Extract Start Marker

Structure and names of inhibitor compounds used in this study.

Fig. 2.

Purification of human DHHC2 and catalytically inactive DHHS2. DHHC2 was expressed in Sf9 cells and purified sequentially by nickel chelate and FLAG affinity chromatography. Catalytically inactive DHHS2 was purified by nickel affinity chromatography; the fifth elution is shown. Purified DHHC2 and DHHS2 were detected by Sypro staining (left) and immunoblotting with anti-Express antibody (center). DHHC2, but not DHHS2, autoacylates (right). DHHC2, DHHS2, or heat inactivated DHHC2 (500 fmol each) were incubated in 0.8 μM [³H]palmCoA at pH 6.4 for 10 min. The reactions were stopped with SDS sample buffer and processed for fluorography. The film was exposed for 8 days.

Fig. 3.

Extract End Marker
Record excerpts Start Marker

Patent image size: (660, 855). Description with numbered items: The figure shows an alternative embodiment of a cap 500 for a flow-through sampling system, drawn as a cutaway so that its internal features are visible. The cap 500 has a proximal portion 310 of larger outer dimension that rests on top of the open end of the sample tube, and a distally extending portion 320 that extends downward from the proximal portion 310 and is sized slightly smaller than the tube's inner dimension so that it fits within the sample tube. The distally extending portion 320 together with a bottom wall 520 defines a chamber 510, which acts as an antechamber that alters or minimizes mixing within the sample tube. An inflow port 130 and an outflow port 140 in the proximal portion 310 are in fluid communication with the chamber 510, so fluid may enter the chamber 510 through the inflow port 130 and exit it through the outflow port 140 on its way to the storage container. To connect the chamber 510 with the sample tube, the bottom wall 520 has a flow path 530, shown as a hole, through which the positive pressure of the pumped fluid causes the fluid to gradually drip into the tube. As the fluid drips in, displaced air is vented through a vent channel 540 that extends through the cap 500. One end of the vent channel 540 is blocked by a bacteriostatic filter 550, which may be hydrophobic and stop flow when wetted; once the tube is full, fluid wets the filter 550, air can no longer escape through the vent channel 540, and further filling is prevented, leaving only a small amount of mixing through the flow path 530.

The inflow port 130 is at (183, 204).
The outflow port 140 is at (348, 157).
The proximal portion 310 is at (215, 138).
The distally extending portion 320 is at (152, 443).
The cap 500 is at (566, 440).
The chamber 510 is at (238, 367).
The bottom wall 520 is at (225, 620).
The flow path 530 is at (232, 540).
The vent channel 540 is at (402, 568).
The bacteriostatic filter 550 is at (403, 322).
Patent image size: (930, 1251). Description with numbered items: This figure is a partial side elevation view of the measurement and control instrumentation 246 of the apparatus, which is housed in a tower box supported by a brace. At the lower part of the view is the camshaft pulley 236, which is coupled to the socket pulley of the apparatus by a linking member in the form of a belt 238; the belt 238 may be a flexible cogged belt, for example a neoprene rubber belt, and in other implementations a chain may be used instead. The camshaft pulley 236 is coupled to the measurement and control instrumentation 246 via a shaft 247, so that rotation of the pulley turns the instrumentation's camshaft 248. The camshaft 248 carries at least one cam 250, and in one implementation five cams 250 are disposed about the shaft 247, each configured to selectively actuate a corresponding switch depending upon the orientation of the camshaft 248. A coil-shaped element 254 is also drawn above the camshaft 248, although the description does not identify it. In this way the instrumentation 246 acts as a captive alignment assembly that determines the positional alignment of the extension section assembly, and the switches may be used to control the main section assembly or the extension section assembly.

Record excerpts End Marker

_Activities_.
[A] Write out the part of the passage on DHHC2 purification that opens with the words containing "Purification of human" and closes with "for 8 days.".
[B] State whether each statement agrees with the passage on DHHC2 purification, answering yes or no and quoting the deciding words: (i) DHHS2 was purified by nickel chelate and FLAG affinity chromatography; (ii) the film was exposed for 8 days; (iii) DHHS2 autoacylates.
Rely solely on the passage on DHHC2 purification; the items are not needed.

_Task responses_.
[A]
Purification of human DHHC2 and catalytically inactive DHHS2. DHHC2 was expressed in Sf9 cells and purified sequentially by nickel chelate and FLAG affinity chromatography. Catalytically inactive DHHS2 was purified by nickel affinity chromatography; the fifth elution is shown. Purified DHHC2 and DHHS2 were detected by Sypro staining (left) and immunoblotting with anti-Express antibody (center). DHHC2, but not DHHS2, autoacylates (right). DHHC2, DHHS2, or heat inactivated DHHC2 (500 fmol each) were incubated in 0.8 μM [³H]palmCoA at pH 6.4 for 10 min. The reactions were stopped with SDS sample buffer and processed for fluorography. The film was exposed for 8 days.

[B]
(i) No: "Catalytically inactive DHHS2 was purified by nickel affinity chromatography"
(ii) Yes: "The film was exposed for 8 days."
(iii) No: "DHHC2, but not DHHS2, autoacylates"